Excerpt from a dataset
-------------------------
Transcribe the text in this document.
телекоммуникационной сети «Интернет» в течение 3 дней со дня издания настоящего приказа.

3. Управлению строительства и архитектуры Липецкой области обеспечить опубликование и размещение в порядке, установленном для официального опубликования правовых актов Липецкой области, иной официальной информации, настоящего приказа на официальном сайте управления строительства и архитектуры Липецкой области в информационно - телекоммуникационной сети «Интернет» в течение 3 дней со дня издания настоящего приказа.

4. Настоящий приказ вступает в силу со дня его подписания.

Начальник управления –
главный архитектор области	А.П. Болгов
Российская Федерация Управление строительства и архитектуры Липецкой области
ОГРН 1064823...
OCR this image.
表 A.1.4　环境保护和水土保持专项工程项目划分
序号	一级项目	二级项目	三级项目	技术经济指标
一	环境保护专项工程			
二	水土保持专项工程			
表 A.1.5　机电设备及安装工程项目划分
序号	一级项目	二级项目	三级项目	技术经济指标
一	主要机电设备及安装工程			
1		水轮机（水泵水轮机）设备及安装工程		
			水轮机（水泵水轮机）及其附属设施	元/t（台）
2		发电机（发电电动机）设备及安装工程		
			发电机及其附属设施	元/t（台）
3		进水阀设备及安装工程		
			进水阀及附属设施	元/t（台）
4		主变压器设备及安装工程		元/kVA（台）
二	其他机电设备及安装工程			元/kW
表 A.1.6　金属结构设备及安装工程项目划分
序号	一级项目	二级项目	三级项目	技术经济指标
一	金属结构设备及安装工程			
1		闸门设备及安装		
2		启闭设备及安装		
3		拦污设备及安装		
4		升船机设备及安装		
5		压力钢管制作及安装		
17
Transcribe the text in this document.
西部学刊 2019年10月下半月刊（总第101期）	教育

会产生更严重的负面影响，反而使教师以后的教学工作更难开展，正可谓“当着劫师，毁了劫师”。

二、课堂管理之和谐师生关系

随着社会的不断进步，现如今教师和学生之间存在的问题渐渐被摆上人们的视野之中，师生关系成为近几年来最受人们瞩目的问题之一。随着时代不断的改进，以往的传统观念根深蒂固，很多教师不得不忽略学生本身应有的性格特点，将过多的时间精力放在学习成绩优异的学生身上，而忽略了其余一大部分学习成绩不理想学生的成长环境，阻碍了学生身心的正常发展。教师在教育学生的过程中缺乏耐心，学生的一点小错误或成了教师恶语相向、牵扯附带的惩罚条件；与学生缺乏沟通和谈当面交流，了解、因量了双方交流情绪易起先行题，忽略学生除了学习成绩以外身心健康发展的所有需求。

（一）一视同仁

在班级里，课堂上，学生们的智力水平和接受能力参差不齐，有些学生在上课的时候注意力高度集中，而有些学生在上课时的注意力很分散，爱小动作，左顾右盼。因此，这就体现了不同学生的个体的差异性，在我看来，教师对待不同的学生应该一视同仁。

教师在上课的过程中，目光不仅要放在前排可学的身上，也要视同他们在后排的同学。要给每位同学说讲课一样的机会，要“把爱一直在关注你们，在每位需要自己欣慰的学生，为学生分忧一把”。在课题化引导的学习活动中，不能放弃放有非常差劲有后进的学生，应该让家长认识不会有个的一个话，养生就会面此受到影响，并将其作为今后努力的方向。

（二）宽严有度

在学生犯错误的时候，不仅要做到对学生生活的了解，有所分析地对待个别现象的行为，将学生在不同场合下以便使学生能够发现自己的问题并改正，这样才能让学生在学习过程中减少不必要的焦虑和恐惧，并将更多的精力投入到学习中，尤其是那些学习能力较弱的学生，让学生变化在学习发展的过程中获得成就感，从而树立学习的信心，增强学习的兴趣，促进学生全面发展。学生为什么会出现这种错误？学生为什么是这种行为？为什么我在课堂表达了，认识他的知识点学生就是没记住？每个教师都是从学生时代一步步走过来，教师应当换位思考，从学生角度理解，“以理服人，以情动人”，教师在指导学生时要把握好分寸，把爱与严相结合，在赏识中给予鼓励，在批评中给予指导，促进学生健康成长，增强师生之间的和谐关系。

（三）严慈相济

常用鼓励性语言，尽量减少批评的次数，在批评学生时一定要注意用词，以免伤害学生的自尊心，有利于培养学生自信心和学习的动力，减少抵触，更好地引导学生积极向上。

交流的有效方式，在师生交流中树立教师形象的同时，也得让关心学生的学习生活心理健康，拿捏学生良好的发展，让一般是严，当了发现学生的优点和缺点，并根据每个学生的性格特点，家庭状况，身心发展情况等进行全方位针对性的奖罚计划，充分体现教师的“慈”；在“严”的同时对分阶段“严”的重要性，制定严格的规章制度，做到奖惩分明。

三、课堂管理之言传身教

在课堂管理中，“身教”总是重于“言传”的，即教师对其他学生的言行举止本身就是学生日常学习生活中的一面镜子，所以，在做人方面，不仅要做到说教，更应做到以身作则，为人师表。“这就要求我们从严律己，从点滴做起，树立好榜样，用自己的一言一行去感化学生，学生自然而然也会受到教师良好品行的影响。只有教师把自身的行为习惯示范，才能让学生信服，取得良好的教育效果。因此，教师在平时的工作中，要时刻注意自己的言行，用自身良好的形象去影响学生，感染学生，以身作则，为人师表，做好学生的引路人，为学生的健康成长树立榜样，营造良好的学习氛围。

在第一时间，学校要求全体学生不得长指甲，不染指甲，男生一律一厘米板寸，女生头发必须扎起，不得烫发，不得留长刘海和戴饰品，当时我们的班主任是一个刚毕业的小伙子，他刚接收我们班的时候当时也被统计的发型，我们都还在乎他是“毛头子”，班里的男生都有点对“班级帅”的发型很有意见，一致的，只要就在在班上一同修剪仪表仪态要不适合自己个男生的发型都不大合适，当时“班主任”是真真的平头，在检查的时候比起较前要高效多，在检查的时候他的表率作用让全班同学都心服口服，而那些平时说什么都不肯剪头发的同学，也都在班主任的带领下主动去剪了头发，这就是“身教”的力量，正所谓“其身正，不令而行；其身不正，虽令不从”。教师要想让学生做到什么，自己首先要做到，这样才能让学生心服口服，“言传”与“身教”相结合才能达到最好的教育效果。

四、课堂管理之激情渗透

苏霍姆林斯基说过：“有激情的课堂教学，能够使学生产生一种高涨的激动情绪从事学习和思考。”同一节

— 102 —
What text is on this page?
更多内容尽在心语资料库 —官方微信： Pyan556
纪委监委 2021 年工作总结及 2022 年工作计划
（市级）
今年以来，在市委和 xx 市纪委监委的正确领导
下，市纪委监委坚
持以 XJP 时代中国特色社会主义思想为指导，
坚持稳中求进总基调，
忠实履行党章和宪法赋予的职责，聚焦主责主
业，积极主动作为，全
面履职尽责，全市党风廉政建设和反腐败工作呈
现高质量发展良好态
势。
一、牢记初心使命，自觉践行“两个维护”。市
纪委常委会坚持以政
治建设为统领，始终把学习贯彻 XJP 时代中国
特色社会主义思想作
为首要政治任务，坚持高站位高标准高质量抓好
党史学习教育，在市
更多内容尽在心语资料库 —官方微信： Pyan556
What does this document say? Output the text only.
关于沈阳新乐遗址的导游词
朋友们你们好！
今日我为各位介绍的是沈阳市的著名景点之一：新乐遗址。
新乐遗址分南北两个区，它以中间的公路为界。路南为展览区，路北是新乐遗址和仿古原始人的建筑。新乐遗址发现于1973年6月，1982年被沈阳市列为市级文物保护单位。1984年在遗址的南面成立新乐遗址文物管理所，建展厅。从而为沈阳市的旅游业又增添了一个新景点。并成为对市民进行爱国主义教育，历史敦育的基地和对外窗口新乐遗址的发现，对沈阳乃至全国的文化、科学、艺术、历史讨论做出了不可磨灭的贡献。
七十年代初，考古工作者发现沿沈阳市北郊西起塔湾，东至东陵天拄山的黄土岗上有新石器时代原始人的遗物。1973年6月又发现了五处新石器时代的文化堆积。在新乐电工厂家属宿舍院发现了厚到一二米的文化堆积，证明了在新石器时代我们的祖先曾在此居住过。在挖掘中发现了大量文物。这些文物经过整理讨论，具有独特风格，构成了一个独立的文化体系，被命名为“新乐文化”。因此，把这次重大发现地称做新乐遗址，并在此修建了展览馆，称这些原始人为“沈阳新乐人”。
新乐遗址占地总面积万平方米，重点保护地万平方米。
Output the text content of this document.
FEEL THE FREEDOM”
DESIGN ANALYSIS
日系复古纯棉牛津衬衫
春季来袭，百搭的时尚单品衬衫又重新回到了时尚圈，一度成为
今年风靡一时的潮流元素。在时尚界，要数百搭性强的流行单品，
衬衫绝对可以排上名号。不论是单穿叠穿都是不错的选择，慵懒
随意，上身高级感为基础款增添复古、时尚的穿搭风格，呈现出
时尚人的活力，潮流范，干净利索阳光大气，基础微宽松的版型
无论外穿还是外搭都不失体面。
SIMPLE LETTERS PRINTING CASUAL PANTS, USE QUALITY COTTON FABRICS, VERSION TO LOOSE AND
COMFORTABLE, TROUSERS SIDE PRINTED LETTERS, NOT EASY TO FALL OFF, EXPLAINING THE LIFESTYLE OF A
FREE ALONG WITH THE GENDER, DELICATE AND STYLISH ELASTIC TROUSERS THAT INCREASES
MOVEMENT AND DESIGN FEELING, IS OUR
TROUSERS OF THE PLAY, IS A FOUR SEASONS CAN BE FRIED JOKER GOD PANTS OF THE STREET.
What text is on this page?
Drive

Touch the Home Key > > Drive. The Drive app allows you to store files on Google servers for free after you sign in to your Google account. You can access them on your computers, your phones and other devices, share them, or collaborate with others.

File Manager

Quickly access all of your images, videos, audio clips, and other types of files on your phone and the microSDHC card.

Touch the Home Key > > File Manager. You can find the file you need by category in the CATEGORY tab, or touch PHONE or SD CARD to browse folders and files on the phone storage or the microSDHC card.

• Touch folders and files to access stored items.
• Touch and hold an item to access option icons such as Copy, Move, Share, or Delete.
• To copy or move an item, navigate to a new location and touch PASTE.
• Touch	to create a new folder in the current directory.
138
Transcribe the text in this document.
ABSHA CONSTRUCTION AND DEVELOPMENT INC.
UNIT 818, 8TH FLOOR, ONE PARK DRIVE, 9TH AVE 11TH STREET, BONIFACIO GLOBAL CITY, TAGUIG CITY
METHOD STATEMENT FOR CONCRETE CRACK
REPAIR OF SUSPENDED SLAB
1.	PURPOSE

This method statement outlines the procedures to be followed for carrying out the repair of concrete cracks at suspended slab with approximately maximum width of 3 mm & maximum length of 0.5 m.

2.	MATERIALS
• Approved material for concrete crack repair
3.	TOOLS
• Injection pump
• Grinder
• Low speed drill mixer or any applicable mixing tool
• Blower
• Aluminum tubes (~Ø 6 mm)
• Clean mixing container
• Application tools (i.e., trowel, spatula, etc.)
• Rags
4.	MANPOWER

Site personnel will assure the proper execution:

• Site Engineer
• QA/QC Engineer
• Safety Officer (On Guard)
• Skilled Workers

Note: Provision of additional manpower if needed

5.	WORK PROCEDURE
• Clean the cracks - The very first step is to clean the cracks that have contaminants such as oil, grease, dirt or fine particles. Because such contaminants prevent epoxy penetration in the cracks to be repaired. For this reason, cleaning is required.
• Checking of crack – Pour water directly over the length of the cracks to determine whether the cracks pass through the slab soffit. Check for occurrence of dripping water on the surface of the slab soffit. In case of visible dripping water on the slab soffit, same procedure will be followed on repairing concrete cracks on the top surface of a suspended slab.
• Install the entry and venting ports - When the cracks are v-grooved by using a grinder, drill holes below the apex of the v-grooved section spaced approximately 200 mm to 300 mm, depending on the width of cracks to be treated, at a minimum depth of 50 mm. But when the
-------------------------
* Exercise details *
Search the data above for the word "DESIGN", then gather each line in which it appears.

* Exercise solution *
DESIGN ANALYSIS
MOVEMENT AND DESIGN FEELING, IS OUR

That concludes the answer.